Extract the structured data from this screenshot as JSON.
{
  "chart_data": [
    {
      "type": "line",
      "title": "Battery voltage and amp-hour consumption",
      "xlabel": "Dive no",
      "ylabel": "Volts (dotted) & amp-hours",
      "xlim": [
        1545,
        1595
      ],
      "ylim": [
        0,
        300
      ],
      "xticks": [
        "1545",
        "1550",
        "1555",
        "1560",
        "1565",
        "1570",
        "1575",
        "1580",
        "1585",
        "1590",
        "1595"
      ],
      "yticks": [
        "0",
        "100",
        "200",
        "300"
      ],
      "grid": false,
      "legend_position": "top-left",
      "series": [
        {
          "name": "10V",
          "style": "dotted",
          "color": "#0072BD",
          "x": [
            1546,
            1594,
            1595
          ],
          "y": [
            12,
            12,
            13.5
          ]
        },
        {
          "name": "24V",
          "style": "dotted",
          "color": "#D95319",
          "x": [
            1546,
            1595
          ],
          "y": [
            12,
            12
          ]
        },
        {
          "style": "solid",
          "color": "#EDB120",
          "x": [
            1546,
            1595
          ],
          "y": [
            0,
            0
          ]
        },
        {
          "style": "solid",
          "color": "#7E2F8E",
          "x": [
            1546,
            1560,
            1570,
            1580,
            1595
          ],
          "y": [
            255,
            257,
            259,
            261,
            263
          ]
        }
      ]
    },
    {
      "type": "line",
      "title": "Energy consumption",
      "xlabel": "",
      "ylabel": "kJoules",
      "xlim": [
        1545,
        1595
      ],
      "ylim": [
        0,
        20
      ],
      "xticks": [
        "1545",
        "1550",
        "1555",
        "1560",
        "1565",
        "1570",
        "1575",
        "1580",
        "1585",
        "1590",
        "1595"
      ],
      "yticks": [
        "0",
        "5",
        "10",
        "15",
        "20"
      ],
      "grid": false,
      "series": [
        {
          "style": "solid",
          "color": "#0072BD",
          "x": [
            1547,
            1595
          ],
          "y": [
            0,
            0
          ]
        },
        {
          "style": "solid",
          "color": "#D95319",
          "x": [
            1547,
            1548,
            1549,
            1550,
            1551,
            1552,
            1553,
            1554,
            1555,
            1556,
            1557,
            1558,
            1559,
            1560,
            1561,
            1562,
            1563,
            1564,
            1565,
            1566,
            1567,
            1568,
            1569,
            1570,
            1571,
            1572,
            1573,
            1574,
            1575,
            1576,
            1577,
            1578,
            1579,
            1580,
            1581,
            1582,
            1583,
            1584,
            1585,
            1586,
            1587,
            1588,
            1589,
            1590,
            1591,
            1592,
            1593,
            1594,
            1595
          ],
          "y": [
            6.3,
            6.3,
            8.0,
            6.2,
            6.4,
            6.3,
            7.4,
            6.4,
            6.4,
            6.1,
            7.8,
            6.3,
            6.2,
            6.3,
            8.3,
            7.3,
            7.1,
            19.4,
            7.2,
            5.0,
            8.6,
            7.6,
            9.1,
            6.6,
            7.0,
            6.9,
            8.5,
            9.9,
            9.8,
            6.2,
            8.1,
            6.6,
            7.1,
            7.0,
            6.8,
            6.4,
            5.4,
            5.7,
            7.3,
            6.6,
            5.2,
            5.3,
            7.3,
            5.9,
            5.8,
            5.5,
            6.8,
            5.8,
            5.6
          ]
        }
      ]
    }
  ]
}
+ + + + +
### BRIEF:
Give the number of lines in the entries that include the string "consumption", and nothing more.

### COMPLETED TASK:
2